DIRECTIONS
Keep only the lines where "pavaros" appears.

Dataset items
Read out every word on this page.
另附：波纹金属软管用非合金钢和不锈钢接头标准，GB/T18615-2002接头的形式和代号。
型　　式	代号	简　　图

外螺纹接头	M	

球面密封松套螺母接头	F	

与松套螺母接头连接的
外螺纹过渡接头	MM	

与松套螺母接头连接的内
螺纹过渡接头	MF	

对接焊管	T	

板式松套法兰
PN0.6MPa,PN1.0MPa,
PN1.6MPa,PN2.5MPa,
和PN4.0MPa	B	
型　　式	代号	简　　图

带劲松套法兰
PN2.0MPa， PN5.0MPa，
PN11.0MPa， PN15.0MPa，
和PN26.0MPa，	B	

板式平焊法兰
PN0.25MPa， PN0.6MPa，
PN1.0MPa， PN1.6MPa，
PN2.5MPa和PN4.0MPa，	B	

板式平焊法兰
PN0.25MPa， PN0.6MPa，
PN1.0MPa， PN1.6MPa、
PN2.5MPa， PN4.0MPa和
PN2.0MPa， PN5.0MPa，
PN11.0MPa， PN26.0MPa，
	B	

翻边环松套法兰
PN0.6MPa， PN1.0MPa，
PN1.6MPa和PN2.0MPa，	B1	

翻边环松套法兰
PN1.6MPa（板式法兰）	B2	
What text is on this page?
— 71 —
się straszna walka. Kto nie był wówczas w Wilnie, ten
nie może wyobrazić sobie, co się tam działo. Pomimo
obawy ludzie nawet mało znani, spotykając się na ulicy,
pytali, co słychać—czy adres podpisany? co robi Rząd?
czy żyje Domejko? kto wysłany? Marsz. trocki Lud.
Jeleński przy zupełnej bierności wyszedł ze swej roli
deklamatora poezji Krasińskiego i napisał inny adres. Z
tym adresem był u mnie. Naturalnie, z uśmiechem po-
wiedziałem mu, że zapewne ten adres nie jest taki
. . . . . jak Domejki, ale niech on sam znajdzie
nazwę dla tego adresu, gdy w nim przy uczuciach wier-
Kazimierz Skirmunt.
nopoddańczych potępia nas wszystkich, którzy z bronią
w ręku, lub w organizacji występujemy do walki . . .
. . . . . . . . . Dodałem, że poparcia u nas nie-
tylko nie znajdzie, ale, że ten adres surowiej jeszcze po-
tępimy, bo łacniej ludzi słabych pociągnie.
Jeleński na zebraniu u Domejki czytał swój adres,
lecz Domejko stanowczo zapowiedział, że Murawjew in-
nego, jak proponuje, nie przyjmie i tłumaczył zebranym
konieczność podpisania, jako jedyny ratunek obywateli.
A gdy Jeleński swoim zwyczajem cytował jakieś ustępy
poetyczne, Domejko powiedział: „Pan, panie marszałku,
* * *
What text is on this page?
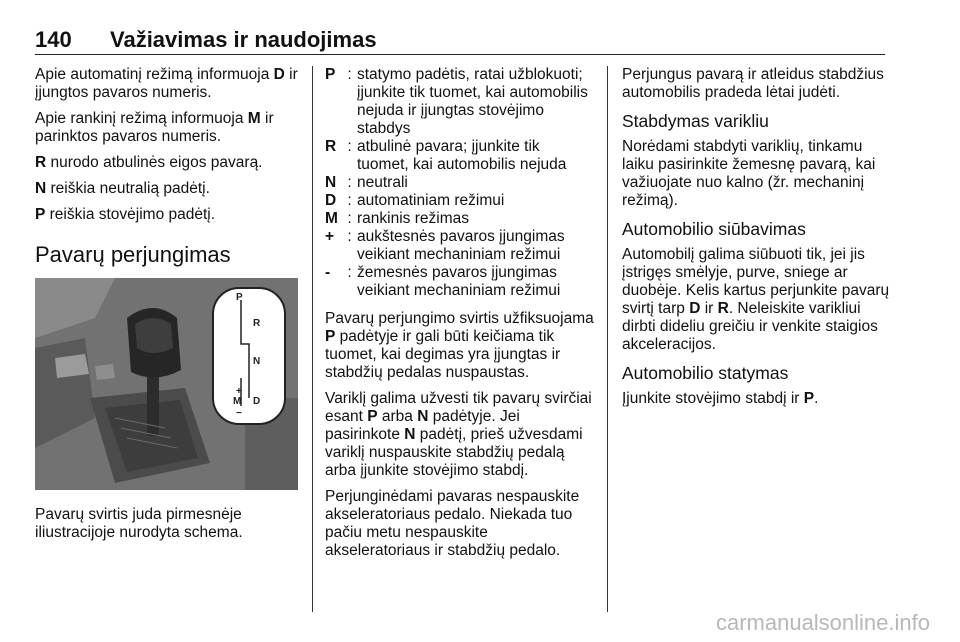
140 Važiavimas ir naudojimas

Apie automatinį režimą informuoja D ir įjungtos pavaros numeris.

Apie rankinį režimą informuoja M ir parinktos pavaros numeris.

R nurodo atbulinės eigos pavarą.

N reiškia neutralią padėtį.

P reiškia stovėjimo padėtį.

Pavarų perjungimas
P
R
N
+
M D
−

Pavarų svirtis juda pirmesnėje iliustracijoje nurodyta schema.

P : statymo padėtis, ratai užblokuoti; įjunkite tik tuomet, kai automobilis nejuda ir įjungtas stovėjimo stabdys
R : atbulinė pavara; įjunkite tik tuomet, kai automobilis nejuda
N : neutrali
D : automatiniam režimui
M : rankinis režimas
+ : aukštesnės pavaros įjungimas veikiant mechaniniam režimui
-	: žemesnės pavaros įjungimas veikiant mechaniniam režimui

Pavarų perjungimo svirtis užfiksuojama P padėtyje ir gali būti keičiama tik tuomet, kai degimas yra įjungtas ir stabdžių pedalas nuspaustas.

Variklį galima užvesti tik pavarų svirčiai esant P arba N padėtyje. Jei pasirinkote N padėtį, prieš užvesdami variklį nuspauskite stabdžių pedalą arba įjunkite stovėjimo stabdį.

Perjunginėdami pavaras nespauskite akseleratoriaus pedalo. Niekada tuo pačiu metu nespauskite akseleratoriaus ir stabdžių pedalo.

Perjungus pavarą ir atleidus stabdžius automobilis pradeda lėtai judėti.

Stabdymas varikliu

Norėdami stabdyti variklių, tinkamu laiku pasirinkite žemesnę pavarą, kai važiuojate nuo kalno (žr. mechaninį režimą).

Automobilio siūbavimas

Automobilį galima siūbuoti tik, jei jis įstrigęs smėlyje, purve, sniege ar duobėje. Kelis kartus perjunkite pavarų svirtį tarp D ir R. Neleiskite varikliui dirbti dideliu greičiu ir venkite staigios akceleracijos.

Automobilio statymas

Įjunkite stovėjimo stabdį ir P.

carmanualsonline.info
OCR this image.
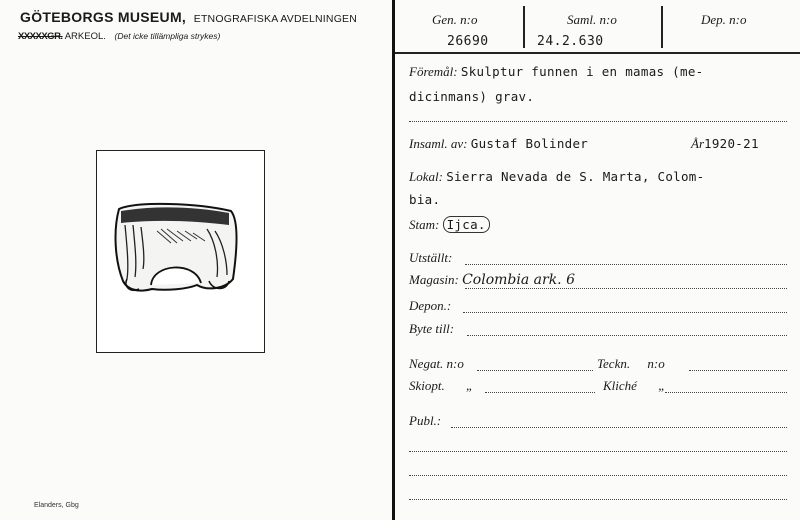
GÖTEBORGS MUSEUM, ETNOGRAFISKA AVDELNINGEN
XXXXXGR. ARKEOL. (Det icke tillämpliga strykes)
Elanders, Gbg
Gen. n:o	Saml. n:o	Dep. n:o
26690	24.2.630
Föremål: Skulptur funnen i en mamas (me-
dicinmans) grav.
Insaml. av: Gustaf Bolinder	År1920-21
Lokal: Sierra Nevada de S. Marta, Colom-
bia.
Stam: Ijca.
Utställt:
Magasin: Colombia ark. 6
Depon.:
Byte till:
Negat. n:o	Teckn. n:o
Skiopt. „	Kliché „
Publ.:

THE ANSWER
Apie automatinį režimą informuoja D ir įjungtos pavaros numeris.
Apie rankinį režimą informuoja M ir parinktos pavaros numeris.
+ : aukštesnės pavaros įjungimas veikiant mechaniniam režimui
-	: žemesnės pavaros įjungimas veikiant mechaniniam režimui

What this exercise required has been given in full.